__Directive__. Identify the lines in the data below that contain "Seizure" and give only how many there are.

— Begin Input —

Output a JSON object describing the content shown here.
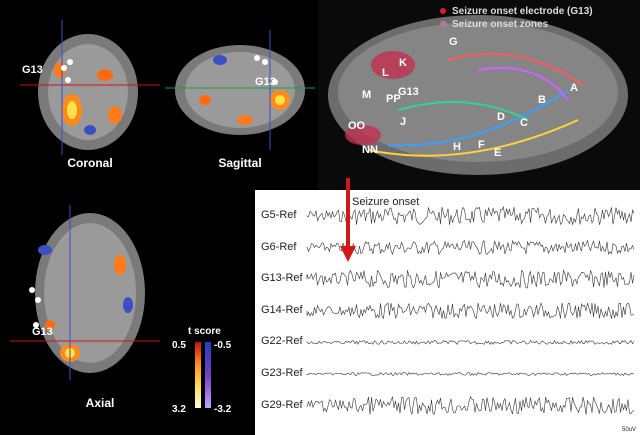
{
  "panels": {
    "coronal": "Coronal",
    "sagittal": "Sagittal",
    "axial": "Axial"
  },
  "electrode_label": "G13",
  "legend": {
    "onset_electrode": "Seizure onset electrode (G13)",
    "onset_zones": "Seizure onset zones",
    "electrode_color": "#e01b24",
    "zone_color": "#b07a9a"
  },
  "brain_3d_labels": [
    "G",
    "A",
    "B",
    "C",
    "D",
    "E",
    "F",
    "H",
    "J",
    "K",
    "L",
    "M",
    "PP",
    "OO",
    "NN",
    "G13"
  ],
  "colorbar": {
    "title": "t score",
    "pos_top": "0.5",
    "pos_bottom": "3.2",
    "neg_top": "-0.5",
    "neg_bottom": "-3.2"
  },
  "eeg": {
    "onset_label": "Seizure onset",
    "channels": [
      "G5-Ref",
      "G6-Ref",
      "G13-Ref",
      "G14-Ref",
      "G22-Ref",
      "G23-Ref",
      "G29-Ref"
    ],
    "scale_label": "50uV"
  }
}
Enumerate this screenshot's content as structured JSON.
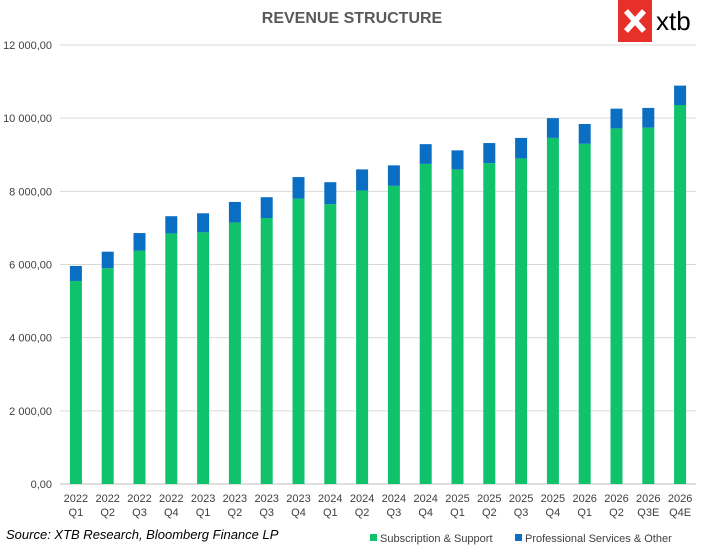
{
  "chart_data": {
    "type": "bar",
    "stacked": true,
    "title": "REVENUE STRUCTURE",
    "categories": [
      [
        "2022",
        "Q1"
      ],
      [
        "2022",
        "Q2"
      ],
      [
        "2022",
        "Q3"
      ],
      [
        "2022",
        "Q4"
      ],
      [
        "2023",
        "Q1"
      ],
      [
        "2023",
        "Q2"
      ],
      [
        "2023",
        "Q3"
      ],
      [
        "2023",
        "Q4"
      ],
      [
        "2024",
        "Q1"
      ],
      [
        "2024",
        "Q2"
      ],
      [
        "2024",
        "Q3"
      ],
      [
        "2024",
        "Q4"
      ],
      [
        "2025",
        "Q1"
      ],
      [
        "2025",
        "Q2"
      ],
      [
        "2025",
        "Q3"
      ],
      [
        "2025",
        "Q4"
      ],
      [
        "2026",
        "Q1"
      ],
      [
        "2026",
        "Q2"
      ],
      [
        "2026",
        "Q3E"
      ],
      [
        "2026",
        "Q4E"
      ]
    ],
    "series": [
      {
        "name": "Subscription & Support",
        "color": "#10c26a",
        "values": [
          5550,
          5900,
          6380,
          6850,
          6880,
          7150,
          7270,
          7800,
          7650,
          8020,
          8150,
          8750,
          8600,
          8770,
          8900,
          9460,
          9300,
          9720,
          9740,
          10360
        ]
      },
      {
        "name": "Professional Services & Other",
        "color": "#0a6fc2",
        "values": [
          410,
          450,
          480,
          470,
          520,
          560,
          570,
          590,
          600,
          580,
          560,
          540,
          520,
          550,
          560,
          540,
          540,
          540,
          540,
          530
        ]
      }
    ],
    "yticks": [
      "0,00",
      "2 000,00",
      "4 000,00",
      "6 000,00",
      "8 000,00",
      "10 000,00",
      "12 000,00"
    ],
    "ylim": [
      0,
      12000
    ],
    "grid": true,
    "legend_position": "bottom-right",
    "xlabel": "",
    "ylabel": ""
  },
  "source": "Source: XTB Research, Bloomberg Finance LP",
  "logo": {
    "text": "xtb",
    "color": "#e8302b"
  }
}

— End Input —

__Exercise answer__. 3